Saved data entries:
-- BEGIN --

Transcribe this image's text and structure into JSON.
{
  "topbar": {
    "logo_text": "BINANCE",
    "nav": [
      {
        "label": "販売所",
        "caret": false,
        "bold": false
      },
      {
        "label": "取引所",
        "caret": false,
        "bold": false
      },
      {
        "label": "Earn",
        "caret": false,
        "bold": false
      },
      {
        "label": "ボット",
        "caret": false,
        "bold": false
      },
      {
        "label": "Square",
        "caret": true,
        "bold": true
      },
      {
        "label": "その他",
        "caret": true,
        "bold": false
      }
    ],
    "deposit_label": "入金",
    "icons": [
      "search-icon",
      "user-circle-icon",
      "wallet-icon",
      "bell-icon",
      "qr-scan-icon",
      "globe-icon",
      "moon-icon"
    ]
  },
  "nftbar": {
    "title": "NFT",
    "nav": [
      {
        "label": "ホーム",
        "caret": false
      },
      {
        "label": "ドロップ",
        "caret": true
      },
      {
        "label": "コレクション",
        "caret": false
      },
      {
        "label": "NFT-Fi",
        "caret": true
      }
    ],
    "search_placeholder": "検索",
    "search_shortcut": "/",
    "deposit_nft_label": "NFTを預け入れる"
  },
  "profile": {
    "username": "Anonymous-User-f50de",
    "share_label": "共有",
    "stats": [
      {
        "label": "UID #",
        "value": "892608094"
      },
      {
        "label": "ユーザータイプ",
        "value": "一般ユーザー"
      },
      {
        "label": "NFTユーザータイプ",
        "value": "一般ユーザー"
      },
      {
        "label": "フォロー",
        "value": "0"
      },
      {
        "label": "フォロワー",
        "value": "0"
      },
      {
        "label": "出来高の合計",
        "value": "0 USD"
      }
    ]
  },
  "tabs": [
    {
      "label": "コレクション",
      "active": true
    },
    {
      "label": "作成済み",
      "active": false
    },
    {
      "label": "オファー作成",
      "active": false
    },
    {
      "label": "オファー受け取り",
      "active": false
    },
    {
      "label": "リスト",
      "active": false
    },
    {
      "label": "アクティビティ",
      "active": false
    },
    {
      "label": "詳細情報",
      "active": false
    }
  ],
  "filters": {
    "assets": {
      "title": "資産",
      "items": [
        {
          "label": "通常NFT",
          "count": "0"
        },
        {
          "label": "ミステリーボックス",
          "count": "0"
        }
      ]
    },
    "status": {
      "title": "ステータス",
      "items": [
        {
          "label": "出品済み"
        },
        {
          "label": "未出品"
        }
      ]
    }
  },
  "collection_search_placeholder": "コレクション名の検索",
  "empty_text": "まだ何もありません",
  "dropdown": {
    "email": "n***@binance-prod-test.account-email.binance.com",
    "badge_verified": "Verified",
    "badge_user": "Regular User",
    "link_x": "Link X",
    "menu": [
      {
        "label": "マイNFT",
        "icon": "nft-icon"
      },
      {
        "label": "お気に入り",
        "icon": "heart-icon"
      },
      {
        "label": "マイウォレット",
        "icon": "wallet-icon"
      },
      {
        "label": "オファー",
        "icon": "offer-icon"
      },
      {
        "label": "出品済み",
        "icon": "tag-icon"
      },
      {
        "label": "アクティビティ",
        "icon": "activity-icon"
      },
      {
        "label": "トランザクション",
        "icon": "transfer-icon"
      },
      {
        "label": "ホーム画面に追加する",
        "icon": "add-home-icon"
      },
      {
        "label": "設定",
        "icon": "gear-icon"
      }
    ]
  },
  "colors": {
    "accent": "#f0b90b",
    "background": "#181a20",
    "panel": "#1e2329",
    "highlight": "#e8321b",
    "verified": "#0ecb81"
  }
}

-- END --

Goal of the exercise | Set down all of the records shown above once more, exactly.

Complete response |
Transcribe this image's text and structure into JSON.
{
  "topbar": {
    "logo_text": "BINANCE",
    "nav": [
      {
        "label": "販売所",
        "caret": false,
        "bold": false
      },
      {
        "label": "取引所",
        "caret": false,
        "bold": false
      },
      {
        "label": "Earn",
        "caret": false,
        "bold": false
      },
      {
        "label": "ボット",
        "caret": false,
        "bold": false
      },
      {
        "label": "Square",
        "caret": true,
        "bold": true
      },
      {
        "label": "その他",
        "caret": true,
        "bold": false
      }
    ],
    "deposit_label": "入金",
    "icons": [
      "search-icon",
      "user-circle-icon",
      "wallet-icon",
      "bell-icon",
      "qr-scan-icon",
      "globe-icon",
      "moon-icon"
    ]
  },
  "nftbar": {
    "title": "NFT",
    "nav": [
      {
        "label": "ホーム",
        "caret": false
      },
      {
        "label": "ドロップ",
        "caret": true
      },
      {
        "label": "コレクション",
        "caret": false
      },
      {
        "label": "NFT-Fi",
        "caret": true
      }
    ],
    "search_placeholder": "検索",
    "search_shortcut": "/",
    "deposit_nft_label": "NFTを預け入れる"
  },
  "profile": {
    "username": "Anonymous-User-f50de",
    "share_label": "共有",
    "stats": [
      {
        "label": "UID #",
        "value": "892608094"
      },
      {
        "label": "ユーザータイプ",
        "value": "一般ユーザー"
      },
      {
        "label": "NFTユーザータイプ",
        "value": "一般ユーザー"
      },
      {
        "label": "フォロー",
        "value": "0"
      },
      {
        "label": "フォロワー",
        "value": "0"
      },
      {
        "label": "出来高の合計",
        "value": "0 USD"
      }
    ]
  },
  "tabs": [
    {
      "label": "コレクション",
      "active": true
    },
    {
      "label": "作成済み",
      "active": false
    },
    {
      "label": "オファー作成",
      "active": false
    },
    {
      "label": "オファー受け取り",
      "active": false
    },
    {
      "label": "リスト",
      "active": false
    },
    {
      "label": "アクティビティ",
      "active": false
    },
    {
      "label": "詳細情報",
      "active": false
    }
  ],
  "filters": {
    "assets": {
      "title": "資産",
      "items": [
        {
          "label": "通常NFT",
          "count": "0"
        },
        {
          "label": "ミステリーボックス",
          "count": "0"
        }
      ]
    },
    "status": {
      "title": "ステータス",
      "items": [
        {
          "label": "出品済み"
        },
        {
          "label": "未出品"
        }
      ]
    }
  },
  "collection_search_placeholder": "コレクション名の検索",
  "empty_text": "まだ何もありません",
  "dropdown": {
    "email": "n***@binance-prod-test.account-email.binance.com",
    "badge_verified": "Verified",
    "badge_user": "Regular User",
    "link_x": "Link X",
    "menu": [
      {
        "label": "マイNFT",
        "icon": "nft-icon"
      },
      {
        "label": "お気に入り",
        "icon": "heart-icon"
      },
      {
        "label": "マイウォレット",
        "icon": "wallet-icon"
      },
      {
        "label": "オファー",
        "icon": "offer-icon"
      },
      {
        "label": "出品済み",
        "icon": "tag-icon"
      },
      {
        "label": "アクティビティ",
        "icon": "activity-icon"
      },
      {
        "label": "トランザクション",
        "icon": "transfer-icon"
      },
      {
        "label": "ホーム画面に追加する",
        "icon": "add-home-icon"
      },
      {
        "label": "設定",
        "icon": "gear-icon"
      }
    ]
  },
  "colors": {
    "accent": "#f0b90b",
    "background": "#181a20",
    "panel": "#1e2329",
    "highlight": "#e8321b",
    "verified": "#0ecb81"
  }
}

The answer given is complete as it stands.